[Records excerpted from a collection]
▶
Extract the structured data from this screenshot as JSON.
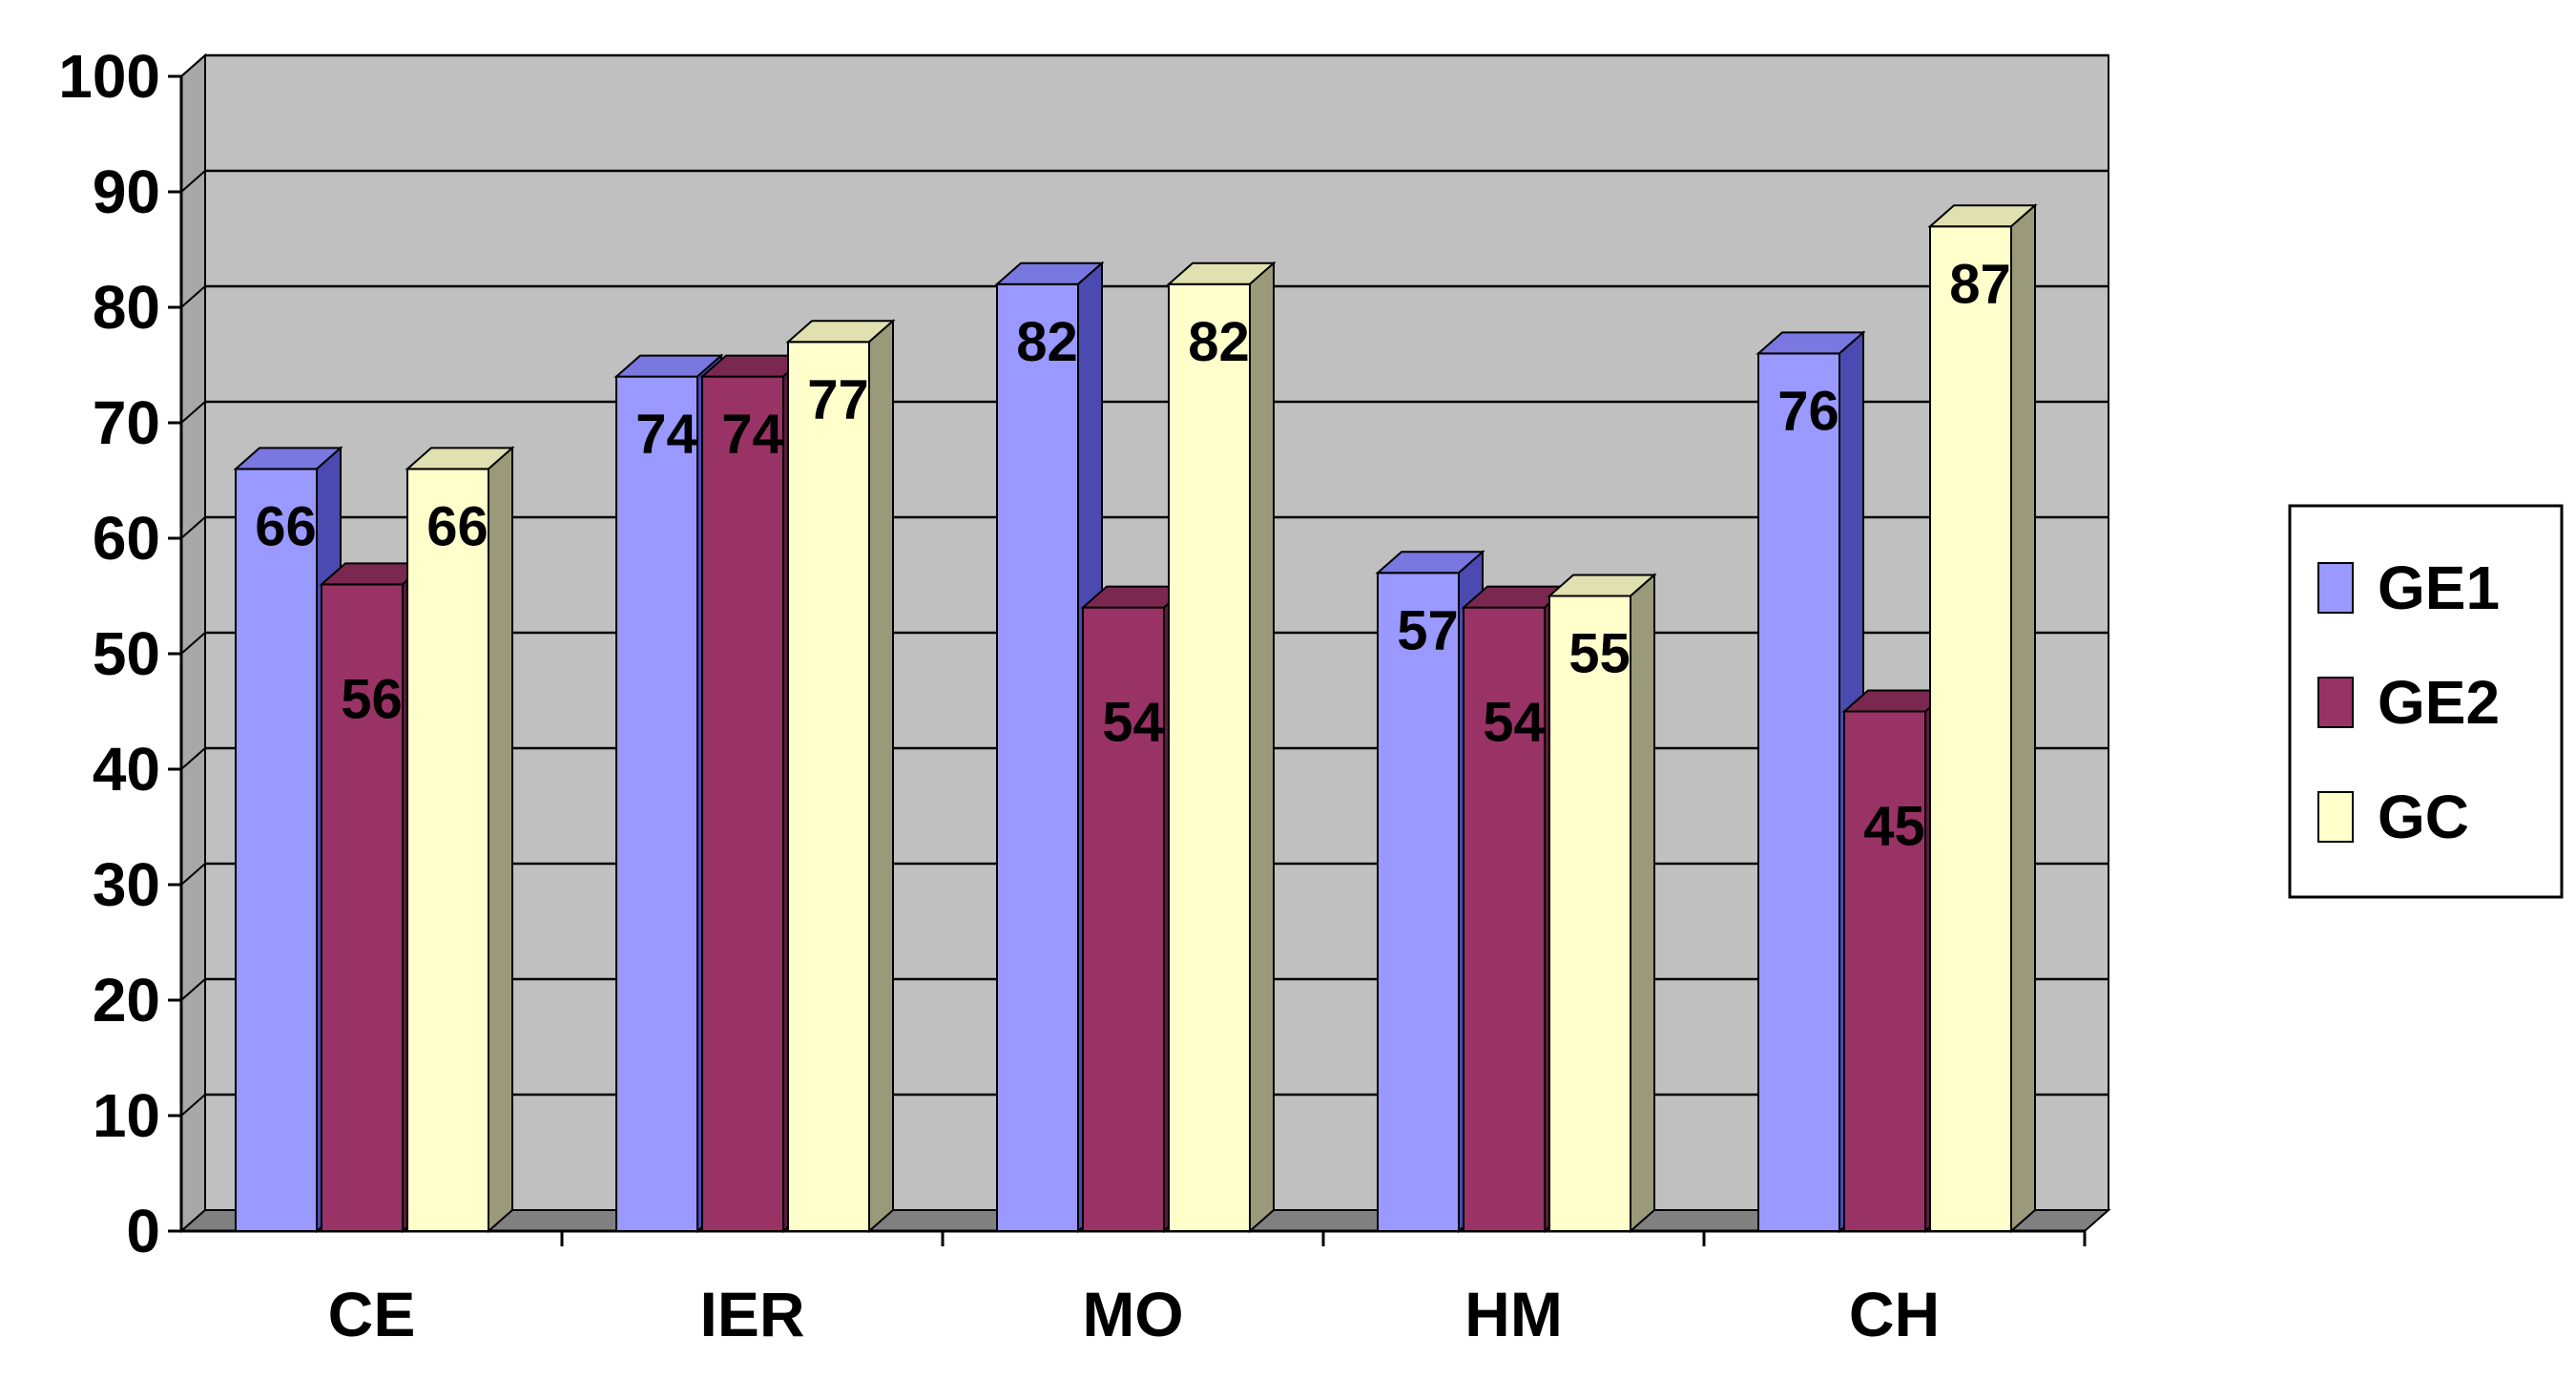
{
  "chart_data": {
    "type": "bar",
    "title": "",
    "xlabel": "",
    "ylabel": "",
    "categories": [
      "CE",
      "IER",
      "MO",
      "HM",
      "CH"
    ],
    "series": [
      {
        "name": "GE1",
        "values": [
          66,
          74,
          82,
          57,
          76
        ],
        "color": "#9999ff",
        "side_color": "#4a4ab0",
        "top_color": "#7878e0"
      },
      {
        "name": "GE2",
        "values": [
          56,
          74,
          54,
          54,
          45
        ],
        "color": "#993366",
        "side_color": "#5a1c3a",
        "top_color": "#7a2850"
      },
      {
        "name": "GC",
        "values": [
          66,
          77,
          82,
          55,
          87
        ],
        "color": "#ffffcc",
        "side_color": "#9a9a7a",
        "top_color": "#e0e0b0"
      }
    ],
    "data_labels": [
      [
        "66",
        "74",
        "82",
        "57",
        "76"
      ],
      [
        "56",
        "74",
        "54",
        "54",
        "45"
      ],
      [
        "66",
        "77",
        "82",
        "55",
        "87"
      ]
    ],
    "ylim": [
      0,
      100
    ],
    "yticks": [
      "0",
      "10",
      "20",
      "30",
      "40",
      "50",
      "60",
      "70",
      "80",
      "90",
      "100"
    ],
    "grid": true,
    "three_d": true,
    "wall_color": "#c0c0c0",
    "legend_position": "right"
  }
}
◀
▶
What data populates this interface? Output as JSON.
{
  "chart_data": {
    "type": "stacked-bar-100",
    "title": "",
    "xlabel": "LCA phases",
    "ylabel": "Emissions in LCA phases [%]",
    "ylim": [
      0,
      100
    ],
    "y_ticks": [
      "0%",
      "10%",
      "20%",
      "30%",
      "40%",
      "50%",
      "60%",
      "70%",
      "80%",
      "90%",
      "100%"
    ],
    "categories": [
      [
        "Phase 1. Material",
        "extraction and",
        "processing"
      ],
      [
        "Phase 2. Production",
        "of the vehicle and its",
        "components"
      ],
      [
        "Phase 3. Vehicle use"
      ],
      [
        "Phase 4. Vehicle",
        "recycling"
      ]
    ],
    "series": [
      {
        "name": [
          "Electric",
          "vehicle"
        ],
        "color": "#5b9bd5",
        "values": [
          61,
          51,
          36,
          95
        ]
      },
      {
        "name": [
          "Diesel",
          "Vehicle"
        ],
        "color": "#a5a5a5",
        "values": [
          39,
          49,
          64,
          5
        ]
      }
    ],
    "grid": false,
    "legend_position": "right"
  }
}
◀
» **DIRECTIVE**:
Find the word "this" and list each line it appears in.

» **WRITTEN SOLUTION**:
Extract the structured data from this screenshot as JSON.
What data populates this interface? Output as JSON.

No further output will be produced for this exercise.